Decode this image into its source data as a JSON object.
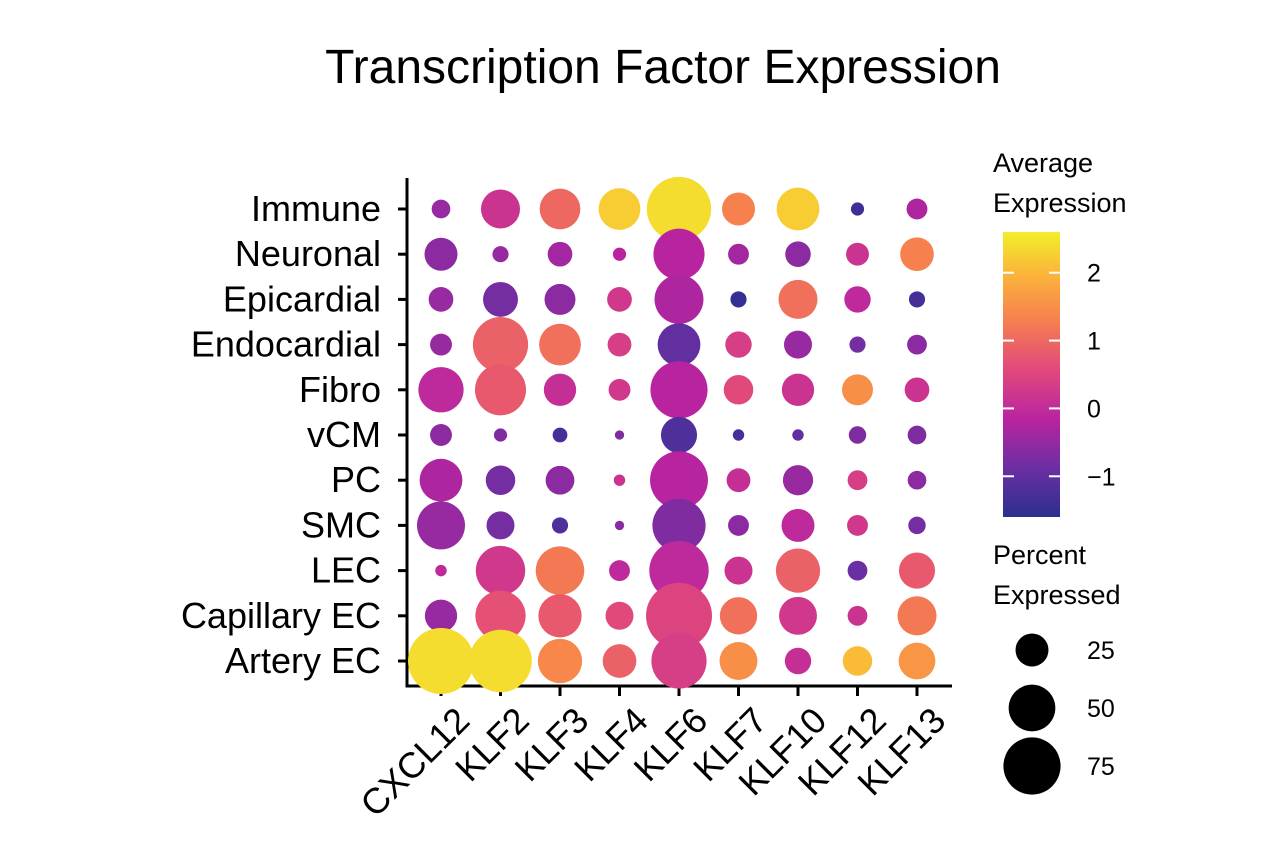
{
  "chart_data": {
    "type": "dot_plot",
    "title": "Transcription Factor Expression",
    "xlabel": "",
    "ylabel": "",
    "genes": [
      "CXCL12",
      "KLF2",
      "KLF3",
      "KLF4",
      "KLF6",
      "KLF7",
      "KLF10",
      "KLF12",
      "KLF13"
    ],
    "cell_types": [
      "Immune",
      "Neuronal",
      "Epicardial",
      "Endocardial",
      "Fibro",
      "vCM",
      "PC",
      "SMC",
      "LEC",
      "Capillary EC",
      "Artery EC"
    ],
    "color_legend": {
      "title": [
        "Average",
        "Expression"
      ],
      "range": [
        -1.6,
        2.6
      ],
      "ticks": [
        2,
        1,
        0,
        -1
      ],
      "tick_labels": [
        "2",
        "1",
        "0",
        "−1"
      ],
      "colors": [
        "#2b2f8f",
        "#6a2fa2",
        "#b824a0",
        "#e2497b",
        "#f6804e",
        "#fbb43a",
        "#f2ee2a"
      ]
    },
    "size_legend": {
      "title": [
        "Percent",
        "Expressed"
      ],
      "values": [
        25,
        50,
        75
      ],
      "labels": [
        "25",
        "50",
        "75"
      ]
    },
    "points": [
      {
        "cell": "Immune",
        "values": [
          [
            -0.5,
            8
          ],
          [
            0.1,
            35
          ],
          [
            0.9,
            38
          ],
          [
            2.2,
            40
          ],
          [
            2.4,
            95
          ],
          [
            1.2,
            25
          ],
          [
            2.2,
            42
          ],
          [
            -1.4,
            4
          ],
          [
            -0.3,
            10
          ]
        ]
      },
      {
        "cell": "Neuronal",
        "values": [
          [
            -0.6,
            25
          ],
          [
            -0.5,
            6
          ],
          [
            -0.4,
            14
          ],
          [
            -0.2,
            4
          ],
          [
            -0.2,
            60
          ],
          [
            -0.4,
            10
          ],
          [
            -0.6,
            15
          ],
          [
            0.1,
            12
          ],
          [
            1.2,
            26
          ]
        ]
      },
      {
        "cell": "Epicardial",
        "values": [
          [
            -0.5,
            14
          ],
          [
            -0.8,
            28
          ],
          [
            -0.6,
            22
          ],
          [
            0.2,
            14
          ],
          [
            -0.3,
            55
          ],
          [
            -1.5,
            6
          ],
          [
            1.0,
            35
          ],
          [
            -0.1,
            16
          ],
          [
            -1.3,
            6
          ]
        ]
      },
      {
        "cell": "Endocardial",
        "values": [
          [
            -0.5,
            11
          ],
          [
            0.8,
            70
          ],
          [
            1.0,
            40
          ],
          [
            0.3,
            13
          ],
          [
            -1.0,
            42
          ],
          [
            0.3,
            16
          ],
          [
            -0.5,
            18
          ],
          [
            -0.8,
            6
          ],
          [
            -0.6,
            9
          ]
        ]
      },
      {
        "cell": "Fibro",
        "values": [
          [
            -0.1,
            47
          ],
          [
            0.7,
            60
          ],
          [
            0.0,
            24
          ],
          [
            0.2,
            11
          ],
          [
            -0.2,
            75
          ],
          [
            0.5,
            20
          ],
          [
            0.1,
            24
          ],
          [
            1.4,
            22
          ],
          [
            0.1,
            14
          ]
        ]
      },
      {
        "cell": "vCM",
        "values": [
          [
            -0.6,
            11
          ],
          [
            -0.7,
            4
          ],
          [
            -1.3,
            5
          ],
          [
            -0.7,
            2
          ],
          [
            -1.2,
            30
          ],
          [
            -1.3,
            3
          ],
          [
            -1.0,
            3
          ],
          [
            -0.7,
            7
          ],
          [
            -0.7,
            8
          ]
        ]
      },
      {
        "cell": "PC",
        "values": [
          [
            -0.3,
            42
          ],
          [
            -0.8,
            20
          ],
          [
            -0.6,
            19
          ],
          [
            0.1,
            3
          ],
          [
            -0.2,
            77
          ],
          [
            0.0,
            13
          ],
          [
            -0.5,
            21
          ],
          [
            0.3,
            9
          ],
          [
            -0.6,
            8
          ]
        ]
      },
      {
        "cell": "SMC",
        "values": [
          [
            -0.5,
            53
          ],
          [
            -0.8,
            18
          ],
          [
            -1.2,
            6
          ],
          [
            -0.6,
            2
          ],
          [
            -0.7,
            65
          ],
          [
            -0.6,
            10
          ],
          [
            -0.1,
            25
          ],
          [
            0.2,
            10
          ],
          [
            -0.8,
            7
          ]
        ]
      },
      {
        "cell": "LEC",
        "values": [
          [
            -0.1,
            3
          ],
          [
            0.2,
            56
          ],
          [
            1.1,
            54
          ],
          [
            -0.1,
            10
          ],
          [
            -0.1,
            81
          ],
          [
            0.1,
            18
          ],
          [
            0.8,
            45
          ],
          [
            -0.9,
            9
          ],
          [
            0.7,
            30
          ]
        ]
      },
      {
        "cell": "Capillary EC",
        "values": [
          [
            -0.5,
            24
          ],
          [
            0.6,
            58
          ],
          [
            0.7,
            43
          ],
          [
            0.5,
            18
          ],
          [
            0.4,
            100
          ],
          [
            1.0,
            32
          ],
          [
            0.2,
            33
          ],
          [
            0.1,
            9
          ],
          [
            1.1,
            35
          ]
        ]
      },
      {
        "cell": "Artery EC",
        "values": [
          [
            2.4,
            100
          ],
          [
            2.4,
            90
          ],
          [
            1.3,
            45
          ],
          [
            0.8,
            26
          ],
          [
            0.3,
            70
          ],
          [
            1.4,
            33
          ],
          [
            0.0,
            16
          ],
          [
            2.0,
            20
          ],
          [
            1.5,
            31
          ]
        ]
      }
    ]
  }
}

================

▸ **Task**
If you see a picture in the listing, skip it while copying everything else exactly.

▸ **Answer to this problem**
Decode this image into its source data as a JSON object.
{
  "chart_data": {
    "type": "dot_plot",
    "title": "Transcription Factor Expression",
    "xlabel": "",
    "ylabel": "",
    "genes": [
      "CXCL12",
      "KLF2",
      "KLF3",
      "KLF4",
      "KLF6",
      "KLF7",
      "KLF10",
      "KLF12",
      "KLF13"
    ],
    "cell_types": [
      "Immune",
      "Neuronal",
      "Epicardial",
      "Endocardial",
      "Fibro",
      "vCM",
      "PC",
      "SMC",
      "LEC",
      "Capillary EC",
      "Artery EC"
    ],
    "color_legend": {
      "title": [
        "Average",
        "Expression"
      ],
      "range": [
        -1.6,
        2.6
      ],
      "ticks": [
        2,
        1,
        0,
        -1
      ],
      "tick_labels": [
        "2",
        "1",
        "0",
        "−1"
      ],
      "colors": [
        "#2b2f8f",
        "#6a2fa2",
        "#b824a0",
        "#e2497b",
        "#f6804e",
        "#fbb43a",
        "#f2ee2a"
      ]
    },
    "size_legend": {
      "title": [
        "Percent",
        "Expressed"
      ],
      "values": [
        25,
        50,
        75
      ],
      "labels": [
        "25",
        "50",
        "75"
      ]
    },
    "points": [
      {
        "cell": "Immune",
        "values": [
          [
            -0.5,
            8
          ],
          [
            0.1,
            35
          ],
          [
            0.9,
            38
          ],
          [
            2.2,
            40
          ],
          [
            2.4,
            95
          ],
          [
            1.2,
            25
          ],
          [
            2.2,
            42
          ],
          [
            -1.4,
            4
          ],
          [
            -0.3,
            10
          ]
        ]
      },
      {
        "cell": "Neuronal",
        "values": [
          [
            -0.6,
            25
          ],
          [
            -0.5,
            6
          ],
          [
            -0.4,
            14
          ],
          [
            -0.2,
            4
          ],
          [
            -0.2,
            60
          ],
          [
            -0.4,
            10
          ],
          [
            -0.6,
            15
          ],
          [
            0.1,
            12
          ],
          [
            1.2,
            26
          ]
        ]
      },
      {
        "cell": "Epicardial",
        "values": [
          [
            -0.5,
            14
          ],
          [
            -0.8,
            28
          ],
          [
            -0.6,
            22
          ],
          [
            0.2,
            14
          ],
          [
            -0.3,
            55
          ],
          [
            -1.5,
            6
          ],
          [
            1.0,
            35
          ],
          [
            -0.1,
            16
          ],
          [
            -1.3,
            6
          ]
        ]
      },
      {
        "cell": "Endocardial",
        "values": [
          [
            -0.5,
            11
          ],
          [
            0.8,
            70
          ],
          [
            1.0,
            40
          ],
          [
            0.3,
            13
          ],
          [
            -1.0,
            42
          ],
          [
            0.3,
            16
          ],
          [
            -0.5,
            18
          ],
          [
            -0.8,
            6
          ],
          [
            -0.6,
            9
          ]
        ]
      },
      {
        "cell": "Fibro",
        "values": [
          [
            -0.1,
            47
          ],
          [
            0.7,
            60
          ],
          [
            0.0,
            24
          ],
          [
            0.2,
            11
          ],
          [
            -0.2,
            75
          ],
          [
            0.5,
            20
          ],
          [
            0.1,
            24
          ],
          [
            1.4,
            22
          ],
          [
            0.1,
            14
          ]
        ]
      },
      {
        "cell": "vCM",
        "values": [
          [
            -0.6,
            11
          ],
          [
            -0.7,
            4
          ],
          [
            -1.3,
            5
          ],
          [
            -0.7,
            2
          ],
          [
            -1.2,
            30
          ],
          [
            -1.3,
            3
          ],
          [
            -1.0,
            3
          ],
          [
            -0.7,
            7
          ],
          [
            -0.7,
            8
          ]
        ]
      },
      {
        "cell": "PC",
        "values": [
          [
            -0.3,
            42
          ],
          [
            -0.8,
            20
          ],
          [
            -0.6,
            19
          ],
          [
            0.1,
            3
          ],
          [
            -0.2,
            77
          ],
          [
            0.0,
            13
          ],
          [
            -0.5,
            21
          ],
          [
            0.3,
            9
          ],
          [
            -0.6,
            8
          ]
        ]
      },
      {
        "cell": "SMC",
        "values": [
          [
            -0.5,
            53
          ],
          [
            -0.8,
            18
          ],
          [
            -1.2,
            6
          ],
          [
            -0.6,
            2
          ],
          [
            -0.7,
            65
          ],
          [
            -0.6,
            10
          ],
          [
            -0.1,
            25
          ],
          [
            0.2,
            10
          ],
          [
            -0.8,
            7
          ]
        ]
      },
      {
        "cell": "LEC",
        "values": [
          [
            -0.1,
            3
          ],
          [
            0.2,
            56
          ],
          [
            1.1,
            54
          ],
          [
            -0.1,
            10
          ],
          [
            -0.1,
            81
          ],
          [
            0.1,
            18
          ],
          [
            0.8,
            45
          ],
          [
            -0.9,
            9
          ],
          [
            0.7,
            30
          ]
        ]
      },
      {
        "cell": "Capillary EC",
        "values": [
          [
            -0.5,
            24
          ],
          [
            0.6,
            58
          ],
          [
            0.7,
            43
          ],
          [
            0.5,
            18
          ],
          [
            0.4,
            100
          ],
          [
            1.0,
            32
          ],
          [
            0.2,
            33
          ],
          [
            0.1,
            9
          ],
          [
            1.1,
            35
          ]
        ]
      },
      {
        "cell": "Artery EC",
        "values": [
          [
            2.4,
            100
          ],
          [
            2.4,
            90
          ],
          [
            1.3,
            45
          ],
          [
            0.8,
            26
          ],
          [
            0.3,
            70
          ],
          [
            1.4,
            33
          ],
          [
            0.0,
            16
          ],
          [
            2.0,
            20
          ],
          [
            1.5,
            31
          ]
        ]
      }
    ]
  }
}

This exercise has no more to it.